Source data:
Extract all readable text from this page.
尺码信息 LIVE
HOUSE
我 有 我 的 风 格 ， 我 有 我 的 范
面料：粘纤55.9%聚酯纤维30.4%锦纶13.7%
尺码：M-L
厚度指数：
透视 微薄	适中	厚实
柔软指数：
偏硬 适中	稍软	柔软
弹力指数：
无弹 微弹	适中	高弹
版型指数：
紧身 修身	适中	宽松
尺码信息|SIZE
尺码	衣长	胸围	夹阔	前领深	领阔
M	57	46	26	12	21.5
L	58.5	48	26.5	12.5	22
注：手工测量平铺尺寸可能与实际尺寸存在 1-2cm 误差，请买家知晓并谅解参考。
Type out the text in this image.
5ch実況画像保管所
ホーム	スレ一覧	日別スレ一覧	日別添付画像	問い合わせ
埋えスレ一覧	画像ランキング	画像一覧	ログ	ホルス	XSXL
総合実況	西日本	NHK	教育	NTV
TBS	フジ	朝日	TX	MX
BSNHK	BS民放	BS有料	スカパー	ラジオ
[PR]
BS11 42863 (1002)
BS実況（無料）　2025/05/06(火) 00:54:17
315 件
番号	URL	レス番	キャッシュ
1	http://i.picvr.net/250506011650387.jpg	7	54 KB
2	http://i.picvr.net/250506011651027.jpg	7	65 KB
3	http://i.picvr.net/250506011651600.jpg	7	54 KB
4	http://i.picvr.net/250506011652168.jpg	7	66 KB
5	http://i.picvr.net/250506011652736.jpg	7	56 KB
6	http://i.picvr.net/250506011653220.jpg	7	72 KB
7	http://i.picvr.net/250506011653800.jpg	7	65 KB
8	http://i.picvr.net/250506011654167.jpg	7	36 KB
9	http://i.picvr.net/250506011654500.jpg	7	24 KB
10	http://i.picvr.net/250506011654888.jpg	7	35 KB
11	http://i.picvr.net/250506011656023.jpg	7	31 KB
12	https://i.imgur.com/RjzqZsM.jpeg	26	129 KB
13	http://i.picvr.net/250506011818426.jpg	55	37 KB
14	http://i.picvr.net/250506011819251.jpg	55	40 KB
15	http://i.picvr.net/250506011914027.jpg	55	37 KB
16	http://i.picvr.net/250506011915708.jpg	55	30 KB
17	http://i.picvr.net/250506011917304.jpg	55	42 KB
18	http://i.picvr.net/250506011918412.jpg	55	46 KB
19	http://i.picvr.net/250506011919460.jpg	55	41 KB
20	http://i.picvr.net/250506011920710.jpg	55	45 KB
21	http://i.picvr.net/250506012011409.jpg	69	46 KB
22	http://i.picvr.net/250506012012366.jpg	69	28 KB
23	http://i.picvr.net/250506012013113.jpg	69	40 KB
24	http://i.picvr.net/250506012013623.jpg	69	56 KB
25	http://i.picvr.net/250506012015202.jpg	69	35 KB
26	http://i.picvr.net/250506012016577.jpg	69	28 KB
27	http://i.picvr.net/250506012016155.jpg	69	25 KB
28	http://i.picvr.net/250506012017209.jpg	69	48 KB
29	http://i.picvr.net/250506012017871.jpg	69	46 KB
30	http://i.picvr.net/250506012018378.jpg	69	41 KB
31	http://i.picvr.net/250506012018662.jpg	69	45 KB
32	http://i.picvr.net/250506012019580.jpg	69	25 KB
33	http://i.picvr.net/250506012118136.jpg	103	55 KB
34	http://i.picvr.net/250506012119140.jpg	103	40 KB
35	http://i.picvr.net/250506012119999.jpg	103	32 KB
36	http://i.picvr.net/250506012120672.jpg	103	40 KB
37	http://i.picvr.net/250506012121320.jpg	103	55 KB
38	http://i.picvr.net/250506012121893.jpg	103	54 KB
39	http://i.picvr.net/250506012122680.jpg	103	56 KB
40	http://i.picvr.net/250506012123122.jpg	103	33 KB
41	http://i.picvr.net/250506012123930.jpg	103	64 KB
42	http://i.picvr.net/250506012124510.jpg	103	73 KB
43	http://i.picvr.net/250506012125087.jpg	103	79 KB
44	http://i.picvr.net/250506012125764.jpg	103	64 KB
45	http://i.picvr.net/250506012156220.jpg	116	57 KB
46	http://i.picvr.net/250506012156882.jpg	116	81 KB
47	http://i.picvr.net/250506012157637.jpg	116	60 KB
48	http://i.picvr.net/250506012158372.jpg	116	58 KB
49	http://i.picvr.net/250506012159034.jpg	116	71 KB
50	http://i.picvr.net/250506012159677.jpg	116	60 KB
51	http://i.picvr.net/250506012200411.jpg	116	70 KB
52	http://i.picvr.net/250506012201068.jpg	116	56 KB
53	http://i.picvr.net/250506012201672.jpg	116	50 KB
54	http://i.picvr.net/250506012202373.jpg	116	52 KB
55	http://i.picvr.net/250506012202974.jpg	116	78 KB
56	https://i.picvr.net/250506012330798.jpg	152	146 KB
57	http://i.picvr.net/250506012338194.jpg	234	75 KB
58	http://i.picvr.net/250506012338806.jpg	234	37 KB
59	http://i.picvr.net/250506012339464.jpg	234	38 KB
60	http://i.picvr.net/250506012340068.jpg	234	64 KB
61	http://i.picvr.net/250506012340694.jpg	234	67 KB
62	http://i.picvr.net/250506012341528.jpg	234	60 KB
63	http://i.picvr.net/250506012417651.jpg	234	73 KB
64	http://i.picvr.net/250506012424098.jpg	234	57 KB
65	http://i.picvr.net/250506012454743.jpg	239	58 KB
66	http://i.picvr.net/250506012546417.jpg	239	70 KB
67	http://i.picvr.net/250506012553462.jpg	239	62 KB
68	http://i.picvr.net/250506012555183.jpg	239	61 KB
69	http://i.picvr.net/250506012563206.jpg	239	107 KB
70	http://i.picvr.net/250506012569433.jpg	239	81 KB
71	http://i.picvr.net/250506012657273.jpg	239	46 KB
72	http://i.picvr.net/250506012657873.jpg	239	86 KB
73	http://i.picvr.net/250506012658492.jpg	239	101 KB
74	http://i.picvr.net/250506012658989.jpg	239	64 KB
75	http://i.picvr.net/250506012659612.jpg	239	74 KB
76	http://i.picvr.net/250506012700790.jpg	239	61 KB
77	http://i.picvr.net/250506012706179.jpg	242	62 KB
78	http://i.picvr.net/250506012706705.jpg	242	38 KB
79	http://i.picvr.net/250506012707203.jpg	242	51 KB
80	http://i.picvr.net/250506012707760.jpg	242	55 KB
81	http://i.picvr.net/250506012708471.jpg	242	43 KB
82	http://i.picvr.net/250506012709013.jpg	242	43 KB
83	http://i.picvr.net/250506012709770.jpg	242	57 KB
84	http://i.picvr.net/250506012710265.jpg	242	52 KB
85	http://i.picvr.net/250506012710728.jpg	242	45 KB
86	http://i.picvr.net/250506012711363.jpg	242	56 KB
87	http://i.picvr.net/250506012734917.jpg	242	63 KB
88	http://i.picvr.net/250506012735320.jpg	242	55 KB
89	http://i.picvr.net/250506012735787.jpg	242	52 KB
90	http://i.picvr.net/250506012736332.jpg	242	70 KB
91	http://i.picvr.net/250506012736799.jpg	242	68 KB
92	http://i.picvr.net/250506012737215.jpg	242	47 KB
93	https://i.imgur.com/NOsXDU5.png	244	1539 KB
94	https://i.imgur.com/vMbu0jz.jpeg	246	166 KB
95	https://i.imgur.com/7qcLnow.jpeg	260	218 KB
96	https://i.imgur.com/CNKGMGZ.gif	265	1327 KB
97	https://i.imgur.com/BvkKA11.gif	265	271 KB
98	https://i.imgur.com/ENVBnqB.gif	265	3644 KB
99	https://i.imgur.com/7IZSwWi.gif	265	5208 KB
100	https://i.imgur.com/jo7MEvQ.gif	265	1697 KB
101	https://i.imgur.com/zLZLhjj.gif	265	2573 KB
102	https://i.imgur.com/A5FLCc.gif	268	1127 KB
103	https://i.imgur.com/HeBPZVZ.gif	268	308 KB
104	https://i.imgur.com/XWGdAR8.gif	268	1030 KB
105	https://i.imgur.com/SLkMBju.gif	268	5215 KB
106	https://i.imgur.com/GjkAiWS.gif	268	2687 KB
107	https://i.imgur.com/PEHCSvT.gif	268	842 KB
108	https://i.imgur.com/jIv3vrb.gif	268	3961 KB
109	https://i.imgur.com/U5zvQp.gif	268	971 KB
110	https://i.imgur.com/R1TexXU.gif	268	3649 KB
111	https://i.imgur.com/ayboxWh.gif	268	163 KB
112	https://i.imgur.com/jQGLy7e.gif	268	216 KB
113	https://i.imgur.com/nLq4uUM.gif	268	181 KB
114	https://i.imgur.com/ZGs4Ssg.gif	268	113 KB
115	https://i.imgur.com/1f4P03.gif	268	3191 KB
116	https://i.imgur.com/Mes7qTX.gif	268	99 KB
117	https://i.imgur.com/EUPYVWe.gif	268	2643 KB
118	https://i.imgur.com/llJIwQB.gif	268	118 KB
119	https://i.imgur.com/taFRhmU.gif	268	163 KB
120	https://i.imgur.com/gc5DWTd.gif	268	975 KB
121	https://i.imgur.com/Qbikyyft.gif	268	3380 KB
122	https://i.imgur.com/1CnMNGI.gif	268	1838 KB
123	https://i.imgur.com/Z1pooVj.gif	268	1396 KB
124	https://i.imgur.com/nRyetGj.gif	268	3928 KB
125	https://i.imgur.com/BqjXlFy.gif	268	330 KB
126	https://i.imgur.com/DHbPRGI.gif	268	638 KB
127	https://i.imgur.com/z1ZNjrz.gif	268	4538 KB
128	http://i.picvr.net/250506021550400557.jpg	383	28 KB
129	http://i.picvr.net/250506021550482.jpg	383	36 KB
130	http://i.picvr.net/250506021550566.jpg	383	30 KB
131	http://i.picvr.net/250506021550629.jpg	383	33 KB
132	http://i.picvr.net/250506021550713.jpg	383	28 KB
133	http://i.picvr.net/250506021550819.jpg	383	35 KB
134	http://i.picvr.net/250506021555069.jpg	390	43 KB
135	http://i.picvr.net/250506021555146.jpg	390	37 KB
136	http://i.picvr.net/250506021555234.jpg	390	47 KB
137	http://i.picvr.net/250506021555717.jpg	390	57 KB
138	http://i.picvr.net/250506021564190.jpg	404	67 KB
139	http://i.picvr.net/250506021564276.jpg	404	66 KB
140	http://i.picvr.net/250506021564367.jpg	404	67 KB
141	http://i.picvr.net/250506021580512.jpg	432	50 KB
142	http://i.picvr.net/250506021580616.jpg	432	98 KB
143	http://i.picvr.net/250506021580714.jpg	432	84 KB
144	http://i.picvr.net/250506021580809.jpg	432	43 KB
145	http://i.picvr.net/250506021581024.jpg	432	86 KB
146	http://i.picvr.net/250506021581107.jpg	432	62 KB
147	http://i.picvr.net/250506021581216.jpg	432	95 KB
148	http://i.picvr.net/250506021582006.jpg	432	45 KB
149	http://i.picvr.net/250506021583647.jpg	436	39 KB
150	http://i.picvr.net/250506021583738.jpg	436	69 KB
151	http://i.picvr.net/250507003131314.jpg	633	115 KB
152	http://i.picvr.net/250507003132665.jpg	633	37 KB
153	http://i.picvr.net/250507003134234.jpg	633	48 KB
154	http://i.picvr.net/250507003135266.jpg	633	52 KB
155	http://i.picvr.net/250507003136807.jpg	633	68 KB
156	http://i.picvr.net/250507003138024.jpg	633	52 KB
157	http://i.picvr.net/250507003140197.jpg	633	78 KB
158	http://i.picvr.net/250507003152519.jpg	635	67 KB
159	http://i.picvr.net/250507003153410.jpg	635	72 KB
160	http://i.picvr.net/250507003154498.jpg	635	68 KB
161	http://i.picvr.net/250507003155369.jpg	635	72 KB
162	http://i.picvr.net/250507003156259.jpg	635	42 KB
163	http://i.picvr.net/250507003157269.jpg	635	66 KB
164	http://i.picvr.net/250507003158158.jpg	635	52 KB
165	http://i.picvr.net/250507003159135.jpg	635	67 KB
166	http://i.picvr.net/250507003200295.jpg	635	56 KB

Task: Scan the material above. Extract every line in which the word "this" occurs.

Result:
Extract all readable text from this page.
Type out the text in this image.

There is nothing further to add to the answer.